== CHALLENGE ==
Read the records and write them out again exactly.

== DATA FOR THE TASK ==
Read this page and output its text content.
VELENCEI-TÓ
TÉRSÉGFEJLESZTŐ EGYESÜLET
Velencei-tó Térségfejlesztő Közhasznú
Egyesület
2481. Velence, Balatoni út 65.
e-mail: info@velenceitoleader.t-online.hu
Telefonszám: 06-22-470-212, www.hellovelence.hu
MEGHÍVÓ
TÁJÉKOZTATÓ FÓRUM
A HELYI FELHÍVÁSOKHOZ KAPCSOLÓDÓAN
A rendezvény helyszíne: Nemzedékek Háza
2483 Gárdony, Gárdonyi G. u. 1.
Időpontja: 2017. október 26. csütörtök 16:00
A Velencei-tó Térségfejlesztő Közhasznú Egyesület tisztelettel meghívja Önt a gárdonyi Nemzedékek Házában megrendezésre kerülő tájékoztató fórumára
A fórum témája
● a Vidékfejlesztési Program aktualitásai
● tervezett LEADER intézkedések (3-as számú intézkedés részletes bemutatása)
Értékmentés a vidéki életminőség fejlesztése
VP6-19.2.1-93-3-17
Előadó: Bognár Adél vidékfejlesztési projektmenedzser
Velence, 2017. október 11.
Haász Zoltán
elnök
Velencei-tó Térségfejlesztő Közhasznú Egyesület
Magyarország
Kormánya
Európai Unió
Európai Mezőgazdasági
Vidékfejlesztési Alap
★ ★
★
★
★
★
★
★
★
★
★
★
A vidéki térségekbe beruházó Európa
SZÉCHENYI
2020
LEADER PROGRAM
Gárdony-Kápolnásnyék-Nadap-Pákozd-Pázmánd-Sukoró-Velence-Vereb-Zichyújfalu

== TASK RESULT ==
Read this page and output its text content.
VELENCEI-TÓ
TÉRSÉGFEJLESZTŐ EGYESÜLET
Velencei-tó Térségfejlesztő Közhasznú
Egyesület
2481. Velence, Balatoni út 65.
e-mail: info@velenceitoleader.t-online.hu
Telefonszám: 06-22-470-212, www.hellovelence.hu
MEGHÍVÓ
TÁJÉKOZTATÓ FÓRUM
A HELYI FELHÍVÁSOKHOZ KAPCSOLÓDÓAN
A rendezvény helyszíne: Nemzedékek Háza
2483 Gárdony, Gárdonyi G. u. 1.
Időpontja: 2017. október 26. csütörtök 16:00
A Velencei-tó Térségfejlesztő Közhasznú Egyesület tisztelettel meghívja Önt a gárdonyi Nemzedékek Házában megrendezésre kerülő tájékoztató fórumára
A fórum témája
● a Vidékfejlesztési Program aktualitásai
● tervezett LEADER intézkedések (3-as számú intézkedés részletes bemutatása)
Értékmentés a vidéki életminőség fejlesztése
VP6-19.2.1-93-3-17
Előadó: Bognár Adél vidékfejlesztési projektmenedzser
Velence, 2017. október 11.
Haász Zoltán
elnök
Velencei-tó Térségfejlesztő Közhasznú Egyesület
Magyarország
Kormánya
Európai Unió
Európai Mezőgazdasági
Vidékfejlesztési Alap
★ ★
★
★
★
★
★
★
★
★
★
★
A vidéki térségekbe beruházó Európa
SZÉCHENYI
2020
LEADER PROGRAM
Gárdony-Kápolnásnyék-Nadap-Pákozd-Pázmánd-Sukoró-Velence-Vereb-Zichyújfalu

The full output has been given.